Please write out every entry below, word for word.

_____

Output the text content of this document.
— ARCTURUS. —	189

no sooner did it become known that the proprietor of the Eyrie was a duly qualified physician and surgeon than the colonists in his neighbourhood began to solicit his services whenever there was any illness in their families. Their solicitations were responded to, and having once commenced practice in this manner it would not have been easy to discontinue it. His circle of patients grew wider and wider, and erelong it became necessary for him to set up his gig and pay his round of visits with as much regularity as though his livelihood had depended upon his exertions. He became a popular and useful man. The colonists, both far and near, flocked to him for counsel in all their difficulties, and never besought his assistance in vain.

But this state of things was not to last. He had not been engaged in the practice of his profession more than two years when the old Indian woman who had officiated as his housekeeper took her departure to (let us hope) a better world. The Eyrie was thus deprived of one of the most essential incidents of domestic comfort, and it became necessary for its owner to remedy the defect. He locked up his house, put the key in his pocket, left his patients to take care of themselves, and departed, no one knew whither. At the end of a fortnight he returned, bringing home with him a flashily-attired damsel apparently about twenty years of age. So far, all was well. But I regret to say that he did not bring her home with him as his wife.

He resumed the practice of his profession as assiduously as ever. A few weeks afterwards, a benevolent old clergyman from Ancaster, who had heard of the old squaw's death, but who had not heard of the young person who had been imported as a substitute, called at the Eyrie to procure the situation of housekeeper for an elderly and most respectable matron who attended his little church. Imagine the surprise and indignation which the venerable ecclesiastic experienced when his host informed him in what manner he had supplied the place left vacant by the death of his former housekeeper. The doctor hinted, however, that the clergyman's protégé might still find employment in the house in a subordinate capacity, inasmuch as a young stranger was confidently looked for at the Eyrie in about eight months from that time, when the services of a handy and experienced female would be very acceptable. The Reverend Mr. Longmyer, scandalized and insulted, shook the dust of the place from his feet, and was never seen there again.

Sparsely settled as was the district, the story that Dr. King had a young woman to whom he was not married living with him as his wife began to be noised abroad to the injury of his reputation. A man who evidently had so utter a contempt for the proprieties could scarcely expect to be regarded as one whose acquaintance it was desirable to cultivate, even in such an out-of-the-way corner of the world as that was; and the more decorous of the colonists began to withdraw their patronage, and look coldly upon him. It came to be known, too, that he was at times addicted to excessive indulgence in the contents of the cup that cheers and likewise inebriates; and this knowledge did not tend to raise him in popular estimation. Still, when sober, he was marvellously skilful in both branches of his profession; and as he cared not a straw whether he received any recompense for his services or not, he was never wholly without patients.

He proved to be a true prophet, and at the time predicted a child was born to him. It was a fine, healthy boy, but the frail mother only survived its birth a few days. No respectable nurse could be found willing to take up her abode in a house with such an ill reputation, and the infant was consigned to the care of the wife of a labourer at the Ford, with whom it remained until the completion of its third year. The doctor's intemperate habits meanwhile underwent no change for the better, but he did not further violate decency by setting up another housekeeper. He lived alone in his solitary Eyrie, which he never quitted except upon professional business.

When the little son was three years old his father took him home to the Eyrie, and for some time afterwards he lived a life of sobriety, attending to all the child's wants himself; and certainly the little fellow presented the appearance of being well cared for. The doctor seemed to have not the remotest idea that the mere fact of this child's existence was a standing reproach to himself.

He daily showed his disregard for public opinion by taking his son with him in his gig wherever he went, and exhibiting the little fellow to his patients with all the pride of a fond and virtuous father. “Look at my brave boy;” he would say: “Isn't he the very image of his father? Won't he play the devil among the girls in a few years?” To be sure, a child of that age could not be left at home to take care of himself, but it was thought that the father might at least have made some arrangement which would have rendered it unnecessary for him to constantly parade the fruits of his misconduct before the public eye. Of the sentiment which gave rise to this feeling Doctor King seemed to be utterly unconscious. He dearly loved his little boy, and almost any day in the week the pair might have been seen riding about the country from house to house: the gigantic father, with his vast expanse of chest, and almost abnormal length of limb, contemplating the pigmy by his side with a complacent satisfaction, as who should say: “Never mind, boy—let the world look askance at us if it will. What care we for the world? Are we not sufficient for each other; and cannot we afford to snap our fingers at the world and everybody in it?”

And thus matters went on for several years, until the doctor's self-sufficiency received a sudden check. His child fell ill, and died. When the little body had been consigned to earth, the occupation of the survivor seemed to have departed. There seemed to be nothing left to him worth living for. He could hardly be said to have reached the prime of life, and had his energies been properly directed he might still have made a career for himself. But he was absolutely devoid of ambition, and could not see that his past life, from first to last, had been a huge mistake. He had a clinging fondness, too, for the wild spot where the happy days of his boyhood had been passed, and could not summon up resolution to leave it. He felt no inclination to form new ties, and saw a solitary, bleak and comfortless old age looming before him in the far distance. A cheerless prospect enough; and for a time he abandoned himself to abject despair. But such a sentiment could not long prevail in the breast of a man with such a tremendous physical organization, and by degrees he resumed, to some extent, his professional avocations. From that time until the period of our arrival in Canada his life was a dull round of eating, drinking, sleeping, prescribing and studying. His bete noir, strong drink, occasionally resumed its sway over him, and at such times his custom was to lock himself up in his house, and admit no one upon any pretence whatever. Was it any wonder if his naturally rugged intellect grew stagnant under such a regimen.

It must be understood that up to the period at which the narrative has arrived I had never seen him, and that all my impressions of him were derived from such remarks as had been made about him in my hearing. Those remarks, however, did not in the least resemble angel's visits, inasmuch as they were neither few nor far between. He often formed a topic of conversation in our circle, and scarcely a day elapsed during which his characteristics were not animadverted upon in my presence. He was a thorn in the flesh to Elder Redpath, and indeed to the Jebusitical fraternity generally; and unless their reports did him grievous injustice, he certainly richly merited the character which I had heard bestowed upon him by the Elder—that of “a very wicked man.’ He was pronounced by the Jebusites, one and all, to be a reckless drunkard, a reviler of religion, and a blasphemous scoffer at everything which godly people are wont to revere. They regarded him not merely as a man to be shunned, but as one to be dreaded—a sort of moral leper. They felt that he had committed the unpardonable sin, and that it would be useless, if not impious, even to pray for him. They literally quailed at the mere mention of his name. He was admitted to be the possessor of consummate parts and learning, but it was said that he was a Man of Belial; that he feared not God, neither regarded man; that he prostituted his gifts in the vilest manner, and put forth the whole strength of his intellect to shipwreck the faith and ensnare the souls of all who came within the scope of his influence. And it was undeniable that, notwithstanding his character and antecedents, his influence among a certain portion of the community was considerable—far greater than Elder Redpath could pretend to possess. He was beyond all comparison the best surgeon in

_____

— Solution for this problem —
Output the text content of this document.
— ARCTURUS. —	189

no sooner did it become known that the proprietor of the Eyrie was a duly qualified physician and surgeon than the colonists in his neighbourhood began to solicit his services whenever there was any illness in their families. Their solicitations were responded to, and having once commenced practice in this manner it would not have been easy to discontinue it. His circle of patients grew wider and wider, and erelong it became necessary for him to set up his gig and pay his round of visits with as much regularity as though his livelihood had depended upon his exertions. He became a popular and useful man. The colonists, both far and near, flocked to him for counsel in all their difficulties, and never besought his assistance in vain.

But this state of things was not to last. He had not been engaged in the practice of his profession more than two years when the old Indian woman who had officiated as his housekeeper took her departure to (let us hope) a better world. The Eyrie was thus deprived of one of the most essential incidents of domestic comfort, and it became necessary for its owner to remedy the defect. He locked up his house, put the key in his pocket, left his patients to take care of themselves, and departed, no one knew whither. At the end of a fortnight he returned, bringing home with him a flashily-attired damsel apparently about twenty years of age. So far, all was well. But I regret to say that he did not bring her home with him as his wife.

He resumed the practice of his profession as assiduously as ever. A few weeks afterwards, a benevolent old clergyman from Ancaster, who had heard of the old squaw's death, but who had not heard of the young person who had been imported as a substitute, called at the Eyrie to procure the situation of housekeeper for an elderly and most respectable matron who attended his little church. Imagine the surprise and indignation which the venerable ecclesiastic experienced when his host informed him in what manner he had supplied the place left vacant by the death of his former housekeeper. The doctor hinted, however, that the clergyman's protégé might still find employment in the house in a subordinate capacity, inasmuch as a young stranger was confidently looked for at the Eyrie in about eight months from that time, when the services of a handy and experienced female would be very acceptable. The Reverend Mr. Longmyer, scandalized and insulted, shook the dust of the place from his feet, and was never seen there again.

Sparsely settled as was the district, the story that Dr. King had a young woman to whom he was not married living with him as his wife began to be noised abroad to the injury of his reputation. A man who evidently had so utter a contempt for the proprieties could scarcely expect to be regarded as one whose acquaintance it was desirable to cultivate, even in such an out-of-the-way corner of the world as that was; and the more decorous of the colonists began to withdraw their patronage, and look coldly upon him. It came to be known, too, that he was at times addicted to excessive indulgence in the contents of the cup that cheers and likewise inebriates; and this knowledge did not tend to raise him in popular estimation. Still, when sober, he was marvellously skilful in both branches of his profession; and as he cared not a straw whether he received any recompense for his services or not, he was never wholly without patients.

He proved to be a true prophet, and at the time predicted a child was born to him. It was a fine, healthy boy, but the frail mother only survived its birth a few days. No respectable nurse could be found willing to take up her abode in a house with such an ill reputation, and the infant was consigned to the care of the wife of a labourer at the Ford, with whom it remained until the completion of its third year. The doctor's intemperate habits meanwhile underwent no change for the better, but he did not further violate decency by setting up another housekeeper. He lived alone in his solitary Eyrie, which he never quitted except upon professional business.

When the little son was three years old his father took him home to the Eyrie, and for some time afterwards he lived a life of sobriety, attending to all the child's wants himself; and certainly the little fellow presented the appearance of being well cared for. The doctor seemed to have not the remotest idea that the mere fact of this child's existence was a standing reproach to himself.

He daily showed his disregard for public opinion by taking his son with him in his gig wherever he went, and exhibiting the little fellow to his patients with all the pride of a fond and virtuous father. “Look at my brave boy;” he would say: “Isn't he the very image of his father? Won't he play the devil among the girls in a few years?” To be sure, a child of that age could not be left at home to take care of himself, but it was thought that the father might at least have made some arrangement which would have rendered it unnecessary for him to constantly parade the fruits of his misconduct before the public eye. Of the sentiment which gave rise to this feeling Doctor King seemed to be utterly unconscious. He dearly loved his little boy, and almost any day in the week the pair might have been seen riding about the country from house to house: the gigantic father, with his vast expanse of chest, and almost abnormal length of limb, contemplating the pigmy by his side with a complacent satisfaction, as who should say: “Never mind, boy—let the world look askance at us if it will. What care we for the world? Are we not sufficient for each other; and cannot we afford to snap our fingers at the world and everybody in it?”

And thus matters went on for several years, until the doctor's self-sufficiency received a sudden check. His child fell ill, and died. When the little body had been consigned to earth, the occupation of the survivor seemed to have departed. There seemed to be nothing left to him worth living for. He could hardly be said to have reached the prime of life, and had his energies been properly directed he might still have made a career for himself. But he was absolutely devoid of ambition, and could not see that his past life, from first to last, had been a huge mistake. He had a clinging fondness, too, for the wild spot where the happy days of his boyhood had been passed, and could not summon up resolution to leave it. He felt no inclination to form new ties, and saw a solitary, bleak and comfortless old age looming before him in the far distance. A cheerless prospect enough; and for a time he abandoned himself to abject despair. But such a sentiment could not long prevail in the breast of a man with such a tremendous physical organization, and by degrees he resumed, to some extent, his professional avocations. From that time until the period of our arrival in Canada his life was a dull round of eating, drinking, sleeping, prescribing and studying. His bete noir, strong drink, occasionally resumed its sway over him, and at such times his custom was to lock himself up in his house, and admit no one upon any pretence whatever. Was it any wonder if his naturally rugged intellect grew stagnant under such a regimen.

It must be understood that up to the period at which the narrative has arrived I had never seen him, and that all my impressions of him were derived from such remarks as had been made about him in my hearing. Those remarks, however, did not in the least resemble angel's visits, inasmuch as they were neither few nor far between. He often formed a topic of conversation in our circle, and scarcely a day elapsed during which his characteristics were not animadverted upon in my presence. He was a thorn in the flesh to Elder Redpath, and indeed to the Jebusitical fraternity generally; and unless their reports did him grievous injustice, he certainly richly merited the character which I had heard bestowed upon him by the Elder—that of “a very wicked man.’ He was pronounced by the Jebusites, one and all, to be a reckless drunkard, a reviler of religion, and a blasphemous scoffer at everything which godly people are wont to revere. They regarded him not merely as a man to be shunned, but as one to be dreaded—a sort of moral leper. They felt that he had committed the unpardonable sin, and that it would be useless, if not impious, even to pray for him. They literally quailed at the mere mention of his name. He was admitted to be the possessor of consummate parts and learning, but it was said that he was a Man of Belial; that he feared not God, neither regarded man; that he prostituted his gifts in the vilest manner, and put forth the whole strength of his intellect to shipwreck the faith and ensnare the souls of all who came within the scope of his influence. And it was undeniable that, notwithstanding his character and antecedents, his influence among a certain portion of the community was considerable—far greater than Elder Redpath could pretend to possess. He was beyond all comparison the best surgeon in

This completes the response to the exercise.